+++ Raw records

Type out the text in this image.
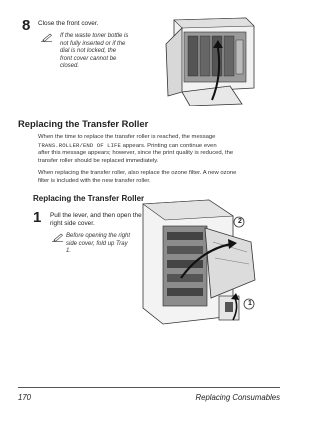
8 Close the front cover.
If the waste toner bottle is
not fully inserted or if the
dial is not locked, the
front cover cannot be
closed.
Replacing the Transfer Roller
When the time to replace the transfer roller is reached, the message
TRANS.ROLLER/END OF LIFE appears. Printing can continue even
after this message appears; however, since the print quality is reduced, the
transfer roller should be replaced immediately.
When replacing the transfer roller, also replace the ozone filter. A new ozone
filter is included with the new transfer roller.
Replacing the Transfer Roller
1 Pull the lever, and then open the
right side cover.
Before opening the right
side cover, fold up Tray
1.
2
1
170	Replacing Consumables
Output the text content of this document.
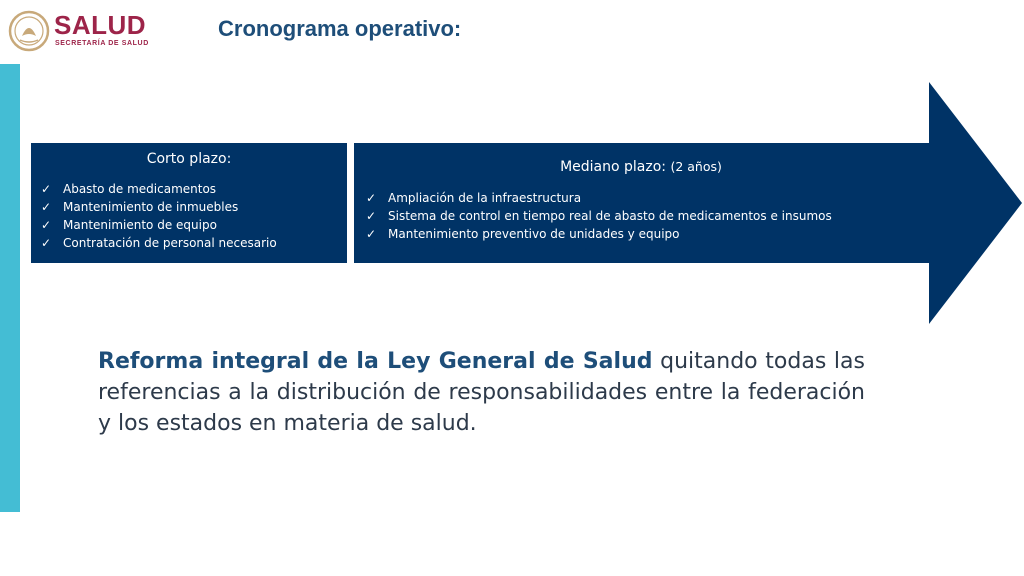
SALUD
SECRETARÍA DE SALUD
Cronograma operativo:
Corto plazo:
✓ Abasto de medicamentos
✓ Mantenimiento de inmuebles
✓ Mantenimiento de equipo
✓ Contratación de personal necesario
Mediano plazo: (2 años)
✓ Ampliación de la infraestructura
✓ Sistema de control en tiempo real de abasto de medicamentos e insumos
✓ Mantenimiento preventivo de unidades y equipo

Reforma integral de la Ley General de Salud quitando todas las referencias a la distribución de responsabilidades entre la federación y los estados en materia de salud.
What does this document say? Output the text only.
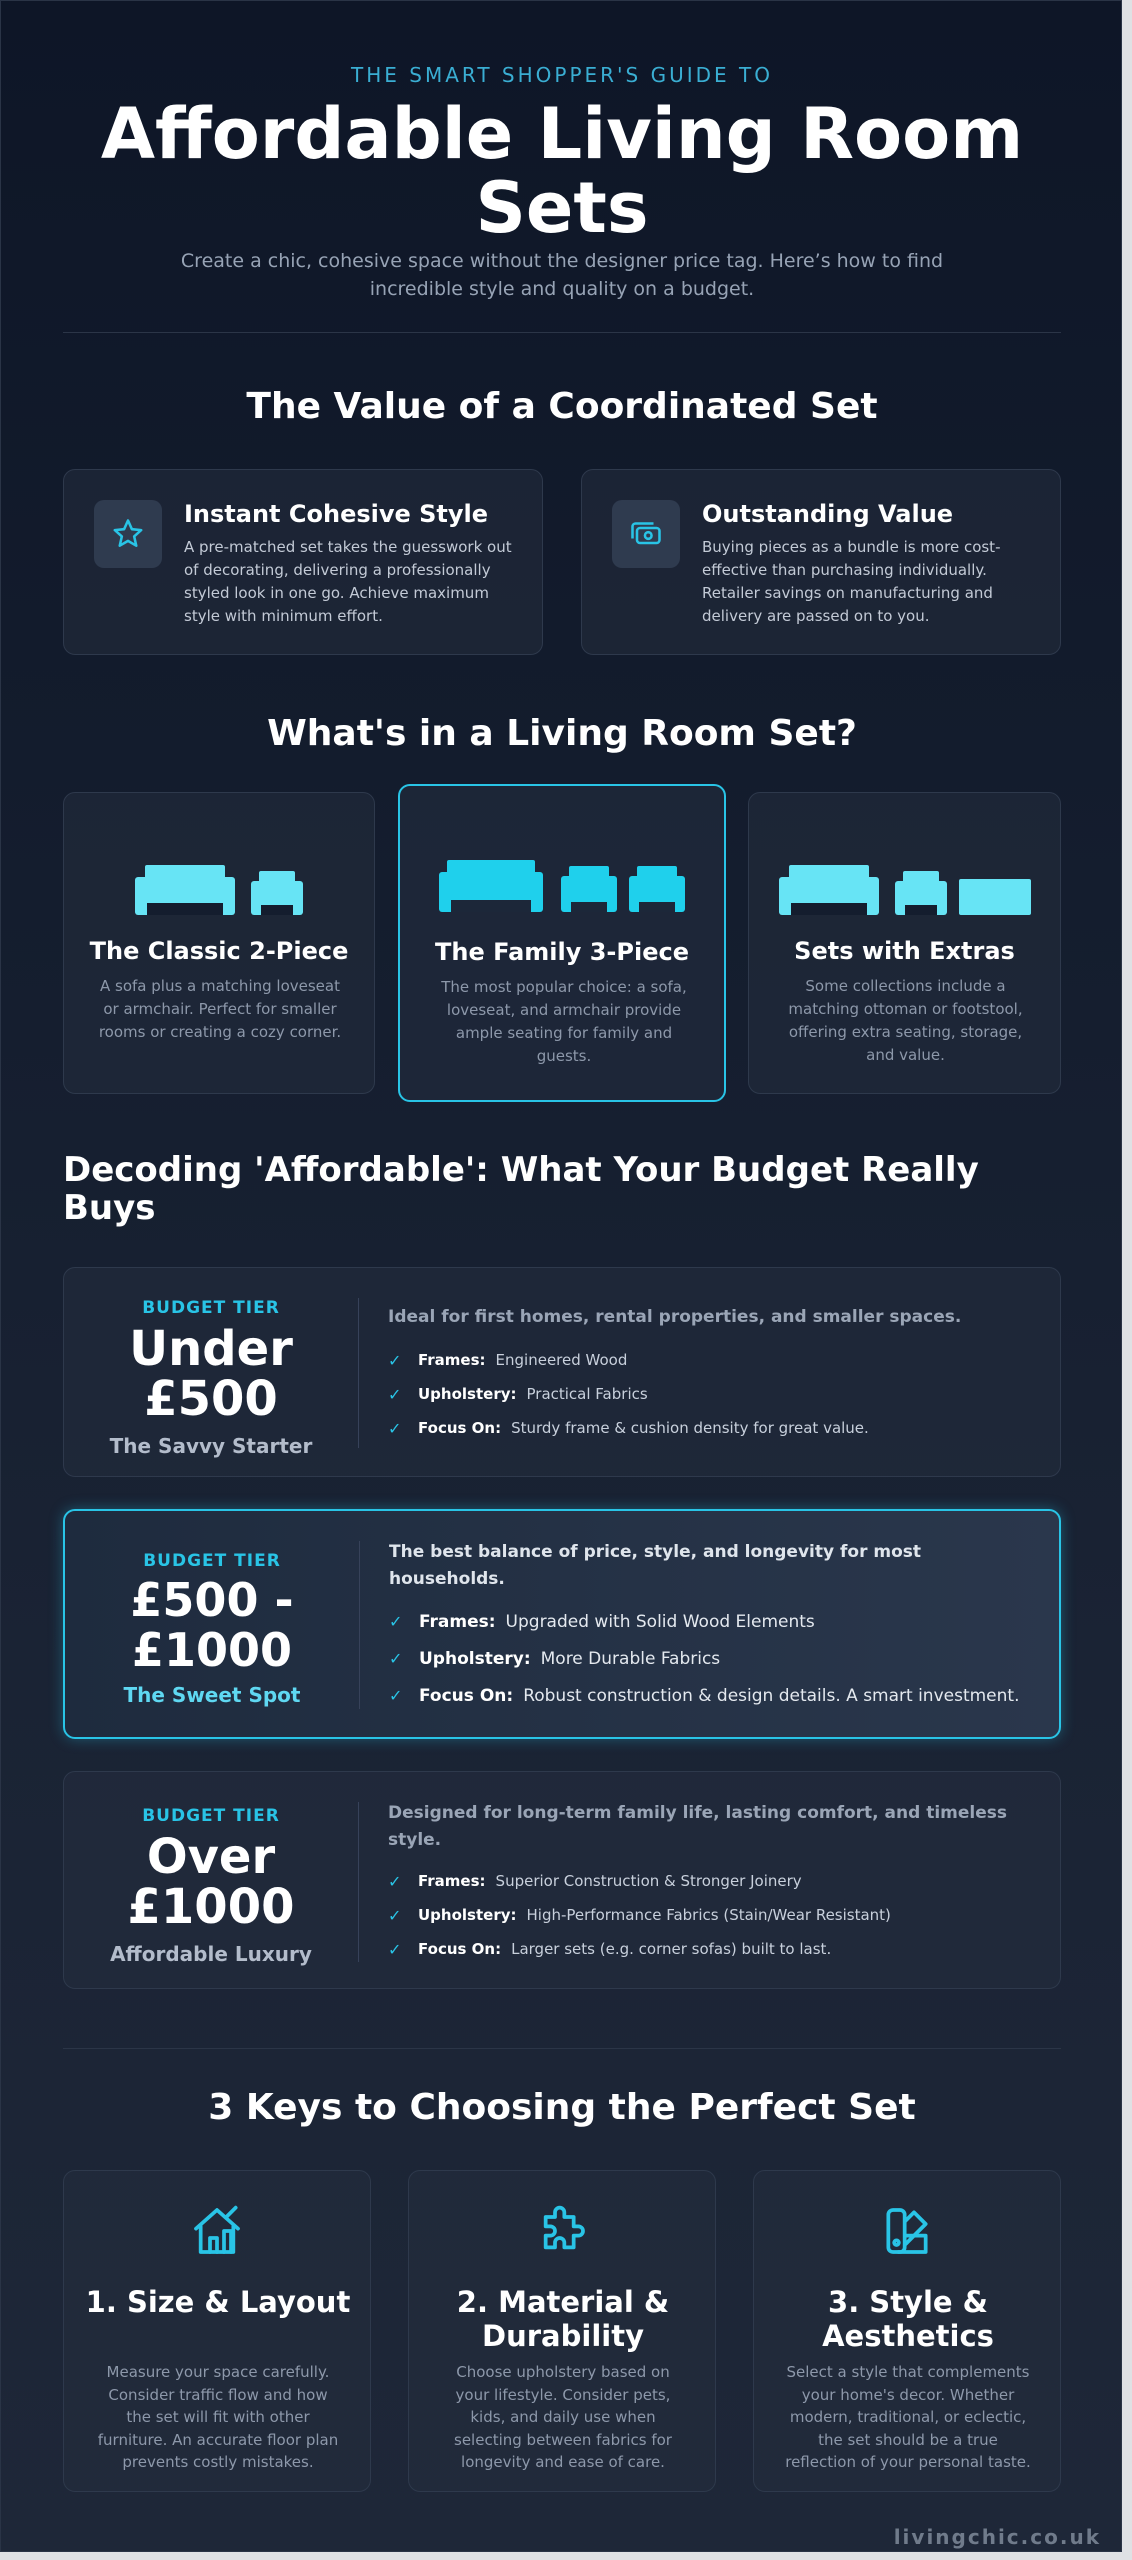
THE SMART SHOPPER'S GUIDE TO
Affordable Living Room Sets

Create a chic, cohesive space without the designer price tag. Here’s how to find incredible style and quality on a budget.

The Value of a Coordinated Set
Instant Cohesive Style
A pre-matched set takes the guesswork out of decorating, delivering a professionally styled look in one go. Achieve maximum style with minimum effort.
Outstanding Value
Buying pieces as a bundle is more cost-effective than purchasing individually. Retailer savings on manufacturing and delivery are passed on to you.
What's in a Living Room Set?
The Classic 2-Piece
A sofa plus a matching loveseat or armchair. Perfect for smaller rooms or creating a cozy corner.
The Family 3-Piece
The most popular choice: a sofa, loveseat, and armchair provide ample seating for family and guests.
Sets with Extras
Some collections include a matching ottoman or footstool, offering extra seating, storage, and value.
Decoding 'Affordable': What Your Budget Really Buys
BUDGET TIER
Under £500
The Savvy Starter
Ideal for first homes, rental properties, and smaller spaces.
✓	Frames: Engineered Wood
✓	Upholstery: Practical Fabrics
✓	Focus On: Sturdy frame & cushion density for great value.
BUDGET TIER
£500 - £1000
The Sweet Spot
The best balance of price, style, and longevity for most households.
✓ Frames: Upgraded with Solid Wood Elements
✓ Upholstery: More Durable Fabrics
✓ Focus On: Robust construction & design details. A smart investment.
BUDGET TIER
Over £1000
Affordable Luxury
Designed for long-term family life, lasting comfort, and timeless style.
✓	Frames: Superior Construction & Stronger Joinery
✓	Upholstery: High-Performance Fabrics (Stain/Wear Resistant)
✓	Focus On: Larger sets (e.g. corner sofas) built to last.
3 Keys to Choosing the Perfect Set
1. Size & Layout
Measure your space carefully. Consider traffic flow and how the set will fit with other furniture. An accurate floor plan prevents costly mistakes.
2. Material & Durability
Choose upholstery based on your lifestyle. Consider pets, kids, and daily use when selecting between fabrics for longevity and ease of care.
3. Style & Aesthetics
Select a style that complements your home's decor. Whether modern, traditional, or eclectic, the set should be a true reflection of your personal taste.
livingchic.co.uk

++++++
+++ Raw records

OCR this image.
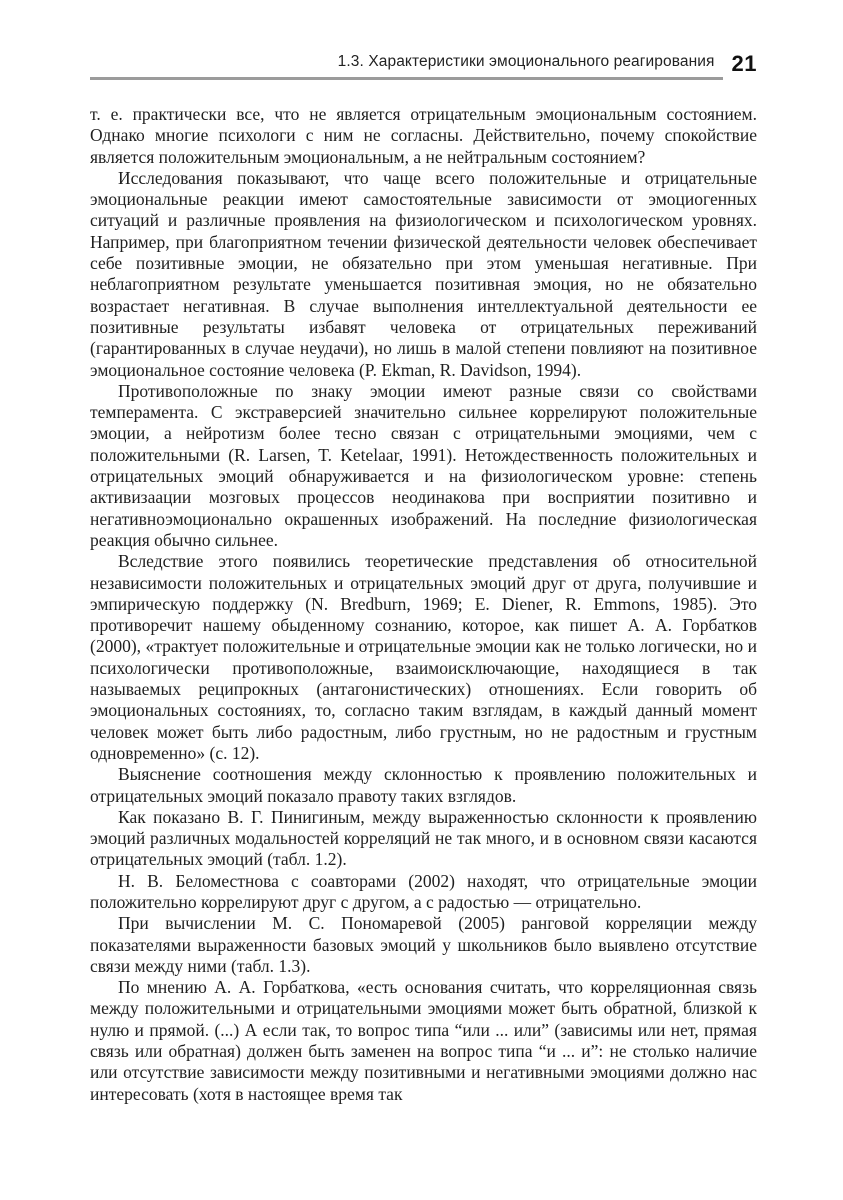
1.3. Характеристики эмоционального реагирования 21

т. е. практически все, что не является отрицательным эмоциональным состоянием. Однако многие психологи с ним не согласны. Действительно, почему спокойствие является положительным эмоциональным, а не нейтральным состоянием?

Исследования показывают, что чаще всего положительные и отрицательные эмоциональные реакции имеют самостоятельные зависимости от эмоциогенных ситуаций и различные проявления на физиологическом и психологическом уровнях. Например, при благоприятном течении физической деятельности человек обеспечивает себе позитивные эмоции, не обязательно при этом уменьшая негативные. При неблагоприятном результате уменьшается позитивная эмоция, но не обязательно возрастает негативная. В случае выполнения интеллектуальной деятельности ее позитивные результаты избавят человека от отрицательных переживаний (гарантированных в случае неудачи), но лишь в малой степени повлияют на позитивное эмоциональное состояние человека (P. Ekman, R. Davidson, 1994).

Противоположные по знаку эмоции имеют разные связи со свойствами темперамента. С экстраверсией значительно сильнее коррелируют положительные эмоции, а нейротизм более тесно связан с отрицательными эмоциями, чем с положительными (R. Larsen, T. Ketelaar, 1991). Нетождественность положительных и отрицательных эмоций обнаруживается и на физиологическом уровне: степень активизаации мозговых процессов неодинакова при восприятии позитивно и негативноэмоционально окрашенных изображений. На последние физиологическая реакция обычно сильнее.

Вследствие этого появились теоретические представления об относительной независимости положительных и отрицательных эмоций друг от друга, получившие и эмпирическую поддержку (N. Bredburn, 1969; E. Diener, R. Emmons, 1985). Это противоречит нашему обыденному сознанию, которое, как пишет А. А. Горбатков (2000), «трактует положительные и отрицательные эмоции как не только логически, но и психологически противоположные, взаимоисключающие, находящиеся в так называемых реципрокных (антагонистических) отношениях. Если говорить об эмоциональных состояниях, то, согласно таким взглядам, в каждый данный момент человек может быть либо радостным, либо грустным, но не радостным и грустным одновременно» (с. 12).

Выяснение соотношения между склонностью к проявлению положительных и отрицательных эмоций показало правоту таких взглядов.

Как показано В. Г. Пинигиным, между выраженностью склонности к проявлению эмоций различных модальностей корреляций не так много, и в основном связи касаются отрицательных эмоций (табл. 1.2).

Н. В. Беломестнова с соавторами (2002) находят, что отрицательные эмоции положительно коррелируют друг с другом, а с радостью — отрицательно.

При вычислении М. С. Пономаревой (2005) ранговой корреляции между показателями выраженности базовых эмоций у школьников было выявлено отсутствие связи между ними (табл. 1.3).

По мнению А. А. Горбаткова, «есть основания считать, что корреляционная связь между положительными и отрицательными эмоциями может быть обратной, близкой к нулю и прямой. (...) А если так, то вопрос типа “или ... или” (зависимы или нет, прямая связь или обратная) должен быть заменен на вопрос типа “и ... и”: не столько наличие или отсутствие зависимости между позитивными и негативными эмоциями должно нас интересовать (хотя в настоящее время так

++++++

→ **What you need to do**:
Every line in the data that holds "right" should be copied out.

→ **Task response**:
right side cover.
Before opening the right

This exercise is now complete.